======== Data for this task ========

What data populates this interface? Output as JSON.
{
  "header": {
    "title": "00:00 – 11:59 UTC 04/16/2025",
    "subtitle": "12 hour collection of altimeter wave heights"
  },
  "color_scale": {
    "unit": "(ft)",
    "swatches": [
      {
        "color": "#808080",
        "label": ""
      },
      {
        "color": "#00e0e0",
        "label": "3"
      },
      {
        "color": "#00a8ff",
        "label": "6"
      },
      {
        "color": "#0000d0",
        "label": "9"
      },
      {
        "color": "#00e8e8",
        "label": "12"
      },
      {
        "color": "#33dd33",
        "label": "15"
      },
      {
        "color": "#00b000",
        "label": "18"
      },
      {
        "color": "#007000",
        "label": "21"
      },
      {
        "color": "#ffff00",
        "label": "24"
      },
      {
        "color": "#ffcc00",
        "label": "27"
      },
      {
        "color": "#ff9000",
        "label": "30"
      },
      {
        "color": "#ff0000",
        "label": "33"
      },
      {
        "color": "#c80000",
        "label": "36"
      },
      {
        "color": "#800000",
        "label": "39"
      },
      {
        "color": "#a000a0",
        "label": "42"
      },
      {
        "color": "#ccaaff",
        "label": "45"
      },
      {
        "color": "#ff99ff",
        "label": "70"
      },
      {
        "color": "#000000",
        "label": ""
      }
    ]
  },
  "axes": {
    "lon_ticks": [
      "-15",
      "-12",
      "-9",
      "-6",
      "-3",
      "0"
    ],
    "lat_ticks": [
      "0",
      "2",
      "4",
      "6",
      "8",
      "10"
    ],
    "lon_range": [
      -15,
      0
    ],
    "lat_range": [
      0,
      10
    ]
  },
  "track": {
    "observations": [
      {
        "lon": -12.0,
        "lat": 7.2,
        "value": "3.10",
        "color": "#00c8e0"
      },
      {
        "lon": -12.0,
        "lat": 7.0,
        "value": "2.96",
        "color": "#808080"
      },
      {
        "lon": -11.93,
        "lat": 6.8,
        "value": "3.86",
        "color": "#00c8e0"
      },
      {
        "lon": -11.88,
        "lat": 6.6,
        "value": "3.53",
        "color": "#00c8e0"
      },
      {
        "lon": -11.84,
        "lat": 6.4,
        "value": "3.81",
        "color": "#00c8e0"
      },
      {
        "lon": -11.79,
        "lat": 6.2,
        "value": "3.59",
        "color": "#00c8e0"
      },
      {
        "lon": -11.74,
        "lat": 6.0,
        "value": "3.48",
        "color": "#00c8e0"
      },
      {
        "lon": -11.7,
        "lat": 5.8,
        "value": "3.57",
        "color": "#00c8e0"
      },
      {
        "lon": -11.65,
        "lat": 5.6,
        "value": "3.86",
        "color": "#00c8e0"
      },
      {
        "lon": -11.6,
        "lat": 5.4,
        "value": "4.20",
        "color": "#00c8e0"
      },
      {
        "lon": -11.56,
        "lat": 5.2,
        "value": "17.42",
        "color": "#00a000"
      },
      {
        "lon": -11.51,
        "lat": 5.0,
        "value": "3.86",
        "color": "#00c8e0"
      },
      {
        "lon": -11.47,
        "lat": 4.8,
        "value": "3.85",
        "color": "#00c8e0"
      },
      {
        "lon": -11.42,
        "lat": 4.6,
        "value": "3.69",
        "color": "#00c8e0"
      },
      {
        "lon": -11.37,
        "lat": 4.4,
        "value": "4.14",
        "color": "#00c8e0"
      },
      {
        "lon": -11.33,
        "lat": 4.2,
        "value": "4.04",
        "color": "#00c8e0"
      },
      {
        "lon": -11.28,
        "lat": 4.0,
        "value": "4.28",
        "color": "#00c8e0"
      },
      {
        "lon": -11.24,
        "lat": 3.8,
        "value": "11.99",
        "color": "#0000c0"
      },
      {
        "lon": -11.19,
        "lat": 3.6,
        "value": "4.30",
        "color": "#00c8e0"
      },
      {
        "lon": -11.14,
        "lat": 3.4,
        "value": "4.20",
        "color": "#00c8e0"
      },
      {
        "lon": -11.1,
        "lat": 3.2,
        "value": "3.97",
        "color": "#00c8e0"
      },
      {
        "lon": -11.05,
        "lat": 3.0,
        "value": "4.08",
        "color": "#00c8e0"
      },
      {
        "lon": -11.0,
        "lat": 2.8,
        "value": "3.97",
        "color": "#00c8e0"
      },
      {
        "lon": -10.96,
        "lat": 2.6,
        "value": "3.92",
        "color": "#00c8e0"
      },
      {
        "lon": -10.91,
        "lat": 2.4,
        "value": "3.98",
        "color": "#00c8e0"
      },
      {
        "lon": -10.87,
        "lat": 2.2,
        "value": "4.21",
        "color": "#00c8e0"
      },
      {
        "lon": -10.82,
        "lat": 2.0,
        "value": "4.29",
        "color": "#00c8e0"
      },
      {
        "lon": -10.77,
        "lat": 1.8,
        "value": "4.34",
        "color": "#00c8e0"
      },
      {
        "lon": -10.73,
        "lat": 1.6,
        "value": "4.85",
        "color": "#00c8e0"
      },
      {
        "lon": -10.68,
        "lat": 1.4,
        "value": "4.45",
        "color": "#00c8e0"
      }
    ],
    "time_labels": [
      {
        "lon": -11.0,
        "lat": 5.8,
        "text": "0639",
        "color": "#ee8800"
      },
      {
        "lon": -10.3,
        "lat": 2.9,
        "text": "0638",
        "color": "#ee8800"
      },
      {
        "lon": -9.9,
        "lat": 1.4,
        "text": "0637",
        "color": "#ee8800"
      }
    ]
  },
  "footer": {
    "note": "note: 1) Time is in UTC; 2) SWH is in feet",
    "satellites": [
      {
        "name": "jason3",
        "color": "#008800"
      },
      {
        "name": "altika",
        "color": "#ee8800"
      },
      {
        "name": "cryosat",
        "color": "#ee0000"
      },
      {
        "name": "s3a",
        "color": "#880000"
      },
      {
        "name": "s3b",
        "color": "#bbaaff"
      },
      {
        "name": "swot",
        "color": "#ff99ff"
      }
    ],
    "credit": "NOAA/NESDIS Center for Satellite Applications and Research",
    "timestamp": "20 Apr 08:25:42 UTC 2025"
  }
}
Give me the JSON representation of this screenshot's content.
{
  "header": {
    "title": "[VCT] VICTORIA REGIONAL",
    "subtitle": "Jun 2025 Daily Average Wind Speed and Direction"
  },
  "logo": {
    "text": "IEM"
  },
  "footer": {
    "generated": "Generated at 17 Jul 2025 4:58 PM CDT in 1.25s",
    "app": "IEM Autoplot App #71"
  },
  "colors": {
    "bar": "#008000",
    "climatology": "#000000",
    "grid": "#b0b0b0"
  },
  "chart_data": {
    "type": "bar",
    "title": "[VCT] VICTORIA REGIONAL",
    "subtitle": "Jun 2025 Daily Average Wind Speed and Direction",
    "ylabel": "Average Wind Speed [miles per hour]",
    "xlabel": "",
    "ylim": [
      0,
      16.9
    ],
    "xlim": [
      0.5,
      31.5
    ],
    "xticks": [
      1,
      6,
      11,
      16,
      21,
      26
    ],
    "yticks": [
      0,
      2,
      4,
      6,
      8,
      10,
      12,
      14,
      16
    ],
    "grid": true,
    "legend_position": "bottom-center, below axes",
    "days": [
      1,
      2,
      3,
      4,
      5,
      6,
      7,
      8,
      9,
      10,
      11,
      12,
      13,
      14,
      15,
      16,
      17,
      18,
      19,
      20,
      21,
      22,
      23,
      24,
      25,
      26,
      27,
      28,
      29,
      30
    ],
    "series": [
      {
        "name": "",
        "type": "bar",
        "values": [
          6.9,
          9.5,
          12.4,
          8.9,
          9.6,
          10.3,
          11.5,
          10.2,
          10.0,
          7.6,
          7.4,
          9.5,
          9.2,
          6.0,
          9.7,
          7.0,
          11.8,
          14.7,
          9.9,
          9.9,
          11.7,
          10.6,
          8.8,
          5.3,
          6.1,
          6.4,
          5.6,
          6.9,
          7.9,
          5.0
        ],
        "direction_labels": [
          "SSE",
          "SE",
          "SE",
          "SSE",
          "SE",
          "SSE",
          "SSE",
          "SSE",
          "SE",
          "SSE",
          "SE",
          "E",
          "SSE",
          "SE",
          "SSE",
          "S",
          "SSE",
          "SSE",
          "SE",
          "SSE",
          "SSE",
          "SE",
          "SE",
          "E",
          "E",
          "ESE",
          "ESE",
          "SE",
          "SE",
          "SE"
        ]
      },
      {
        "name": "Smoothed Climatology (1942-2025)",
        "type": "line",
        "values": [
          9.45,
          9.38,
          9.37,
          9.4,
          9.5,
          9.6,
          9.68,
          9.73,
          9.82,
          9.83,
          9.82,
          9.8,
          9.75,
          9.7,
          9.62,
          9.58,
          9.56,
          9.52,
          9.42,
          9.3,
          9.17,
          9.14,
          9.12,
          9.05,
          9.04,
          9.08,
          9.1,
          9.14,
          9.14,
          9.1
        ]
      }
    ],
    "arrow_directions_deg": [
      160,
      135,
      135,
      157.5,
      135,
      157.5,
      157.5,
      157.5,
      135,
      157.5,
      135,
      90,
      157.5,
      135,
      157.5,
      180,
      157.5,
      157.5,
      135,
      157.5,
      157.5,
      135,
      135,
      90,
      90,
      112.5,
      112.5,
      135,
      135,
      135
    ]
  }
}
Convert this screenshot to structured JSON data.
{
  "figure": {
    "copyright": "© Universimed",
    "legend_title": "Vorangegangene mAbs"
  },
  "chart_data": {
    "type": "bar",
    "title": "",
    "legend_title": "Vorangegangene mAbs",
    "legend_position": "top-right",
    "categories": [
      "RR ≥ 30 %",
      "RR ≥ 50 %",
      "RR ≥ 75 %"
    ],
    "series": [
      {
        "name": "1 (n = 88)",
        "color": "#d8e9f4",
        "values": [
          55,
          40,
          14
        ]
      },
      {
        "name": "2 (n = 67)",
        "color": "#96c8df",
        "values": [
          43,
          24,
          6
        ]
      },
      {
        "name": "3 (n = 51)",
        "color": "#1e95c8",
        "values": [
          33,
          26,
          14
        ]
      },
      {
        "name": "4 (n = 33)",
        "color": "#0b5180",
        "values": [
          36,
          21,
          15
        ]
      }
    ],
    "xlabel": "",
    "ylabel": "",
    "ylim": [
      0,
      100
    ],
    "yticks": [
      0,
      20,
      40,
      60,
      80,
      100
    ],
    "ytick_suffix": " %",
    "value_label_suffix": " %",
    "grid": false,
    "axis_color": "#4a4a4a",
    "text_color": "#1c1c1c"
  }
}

========

Set exercise: Of all the lines above, how many contain the word "Speed"? Answer with only the number.

Expected output: 3